(Some records)
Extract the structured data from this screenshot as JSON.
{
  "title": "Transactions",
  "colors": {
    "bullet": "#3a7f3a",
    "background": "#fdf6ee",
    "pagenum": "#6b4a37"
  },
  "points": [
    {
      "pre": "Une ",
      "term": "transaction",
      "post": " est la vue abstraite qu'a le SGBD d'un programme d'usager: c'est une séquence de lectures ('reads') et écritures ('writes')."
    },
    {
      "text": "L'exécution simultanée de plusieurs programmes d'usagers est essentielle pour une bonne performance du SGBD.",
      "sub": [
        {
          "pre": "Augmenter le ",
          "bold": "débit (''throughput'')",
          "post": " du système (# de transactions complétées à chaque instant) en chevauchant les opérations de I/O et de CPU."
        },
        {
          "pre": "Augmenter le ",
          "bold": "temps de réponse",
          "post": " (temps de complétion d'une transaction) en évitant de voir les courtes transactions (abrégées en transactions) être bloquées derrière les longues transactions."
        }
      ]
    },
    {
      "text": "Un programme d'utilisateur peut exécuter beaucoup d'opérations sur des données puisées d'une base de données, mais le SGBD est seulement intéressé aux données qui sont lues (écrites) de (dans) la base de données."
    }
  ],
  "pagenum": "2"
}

*Your task*
Only the number is wanted: how many lines of the material above include the word "temps"?

*Correct result*
2